(Page pictures and their text)
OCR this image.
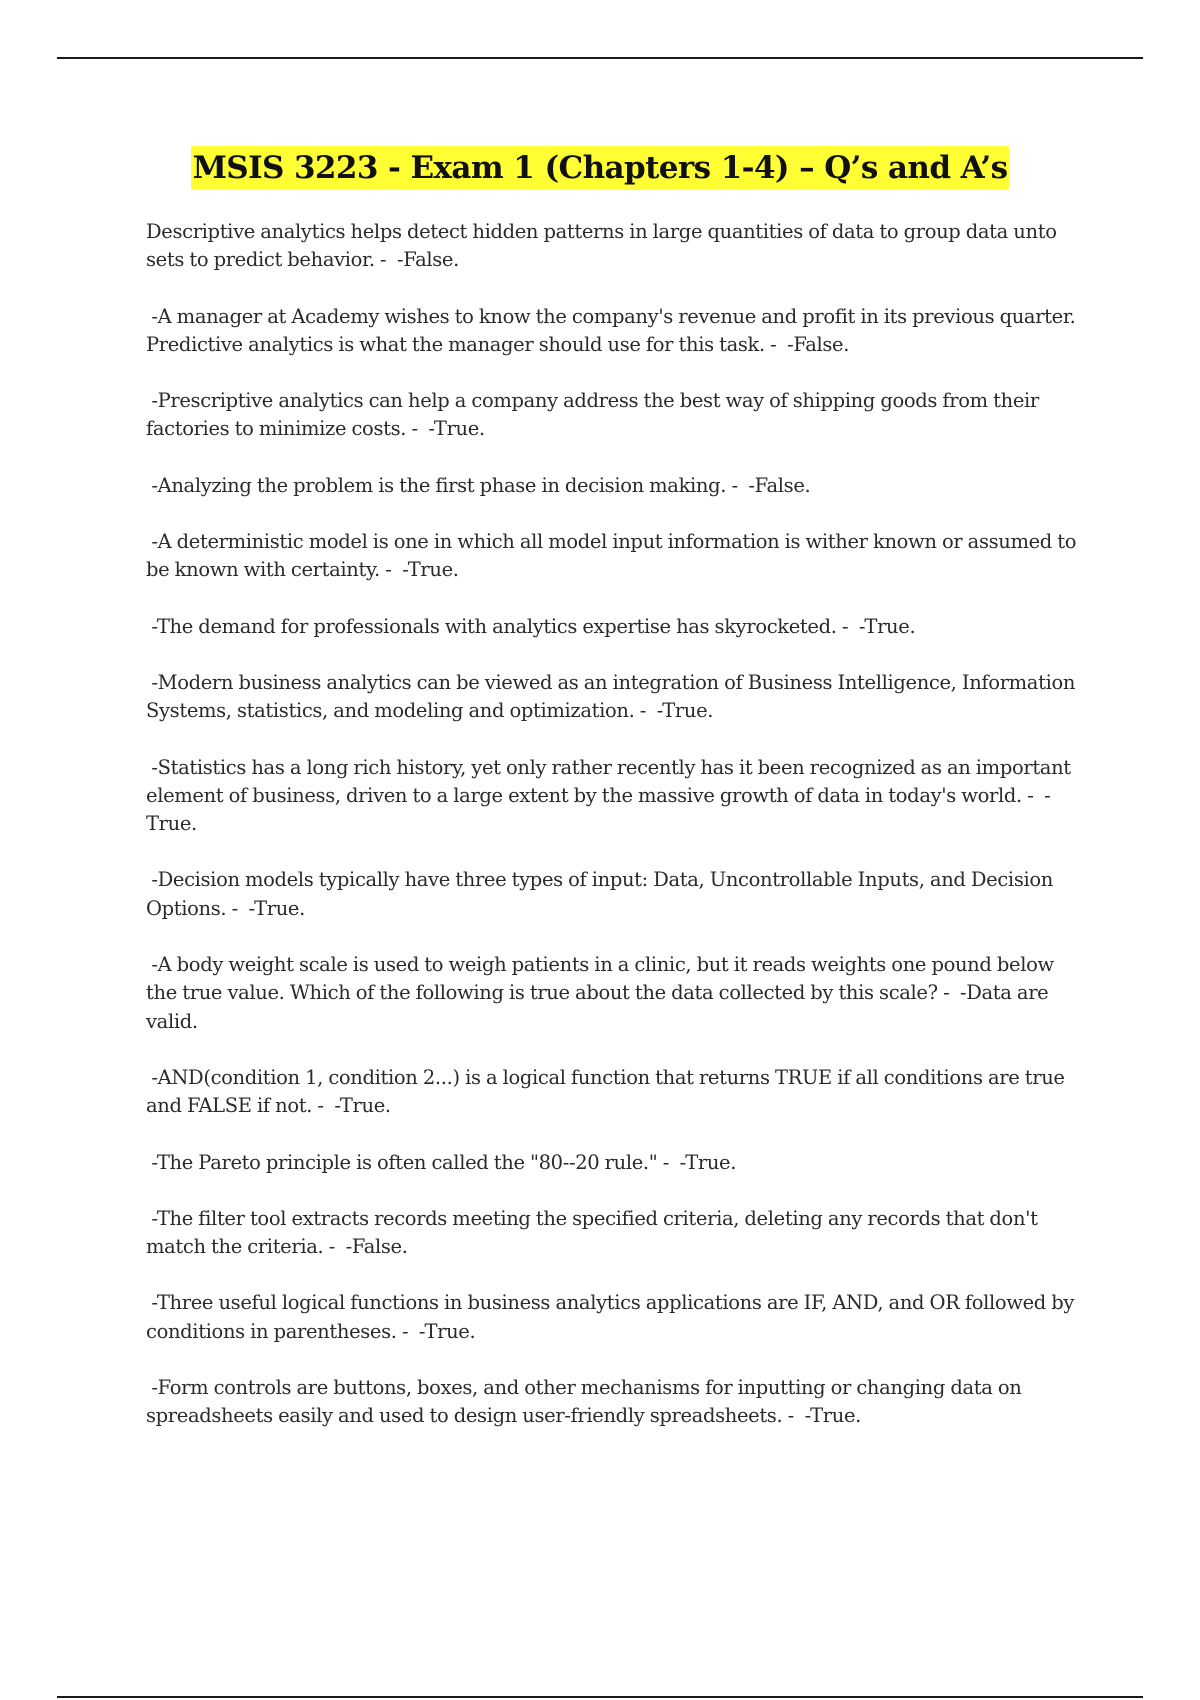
MSIS 3223 - Exam 1 (Chapters 1-4) – Q’s and A’s
Descriptive analytics helps detect hidden patterns in large quantities of data to group data unto sets to predict behavior. -  -False.
-A manager at Academy wishes to know the company's revenue and profit in its previous quarter. Predictive analytics is what the manager should use for this task. -  -False.
-Prescriptive analytics can help a company address the best way of shipping goods from their factories to minimize costs. -  -True.
-Analyzing the problem is the first phase in decision making. -  -False.
-A deterministic model is one in which all model input information is wither known or assumed to be known with certainty. -  -True.
-The demand for professionals with analytics expertise has skyrocketed. -  -True.
-Modern business analytics can be viewed as an integration of Business Intelligence, Information Systems, statistics, and modeling and optimization. -  -True.
-Statistics has a long rich history, yet only rather recently has it been recognized as an important element of business, driven to a large extent by the massive growth of data in today's world. -  -True.
-Decision models typically have three types of input: Data, Uncontrollable Inputs, and Decision Options. -  -True.
-A body weight scale is used to weigh patients in a clinic, but it reads weights one pound below the true value. Which of the following is true about the data collected by this scale? -  -Data are valid.
-AND(condition 1, condition 2...) is a logical function that returns TRUE if all conditions are true and FALSE if not. -  -True.
-The Pareto principle is often called the "80--20 rule." -  -True.
-The filter tool extracts records meeting the specified criteria, deleting any records that don't match the criteria. -  -False.
-Three useful logical functions in business analytics applications are IF, AND, and OR followed by conditions in parentheses. -  -True.
-Form controls are buttons, boxes, and other mechanisms for inputting or changing data on spreadsheets easily and used to design user-friendly spreadsheets. -  -True.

To do
Would you output the data exactly, without any of its images?

Result
OCR this image.
MSIS 3223 - Exam 1 (Chapters 1-4) – Q’s and A’s
Descriptive analytics helps detect hidden patterns in large quantities of data to group data unto sets to predict behavior. -  -False.
-A manager at Academy wishes to know the company's revenue and profit in its previous quarter. Predictive analytics is what the manager should use for this task. -  -False.
-Prescriptive analytics can help a company address the best way of shipping goods from their factories to minimize costs. -  -True.
-Analyzing the problem is the first phase in decision making. -  -False.
-A deterministic model is one in which all model input information is wither known or assumed to be known with certainty. -  -True.
-The demand for professionals with analytics expertise has skyrocketed. -  -True.
-Modern business analytics can be viewed as an integration of Business Intelligence, Information Systems, statistics, and modeling and optimization. -  -True.
-Statistics has a long rich history, yet only rather recently has it been recognized as an important element of business, driven to a large extent by the massive growth of data in today's world. -  -True.
-Decision models typically have three types of input: Data, Uncontrollable Inputs, and Decision Options. -  -True.
-A body weight scale is used to weigh patients in a clinic, but it reads weights one pound below the true value. Which of the following is true about the data collected by this scale? -  -Data are valid.
-AND(condition 1, condition 2...) is a logical function that returns TRUE if all conditions are true and FALSE if not. -  -True.
-The Pareto principle is often called the "80--20 rule." -  -True.
-The filter tool extracts records meeting the specified criteria, deleting any records that don't match the criteria. -  -False.
-Three useful logical functions in business analytics applications are IF, AND, and OR followed by conditions in parentheses. -  -True.
-Form controls are buttons, boxes, and other mechanisms for inputting or changing data on spreadsheets easily and used to design user-friendly spreadsheets. -  -True.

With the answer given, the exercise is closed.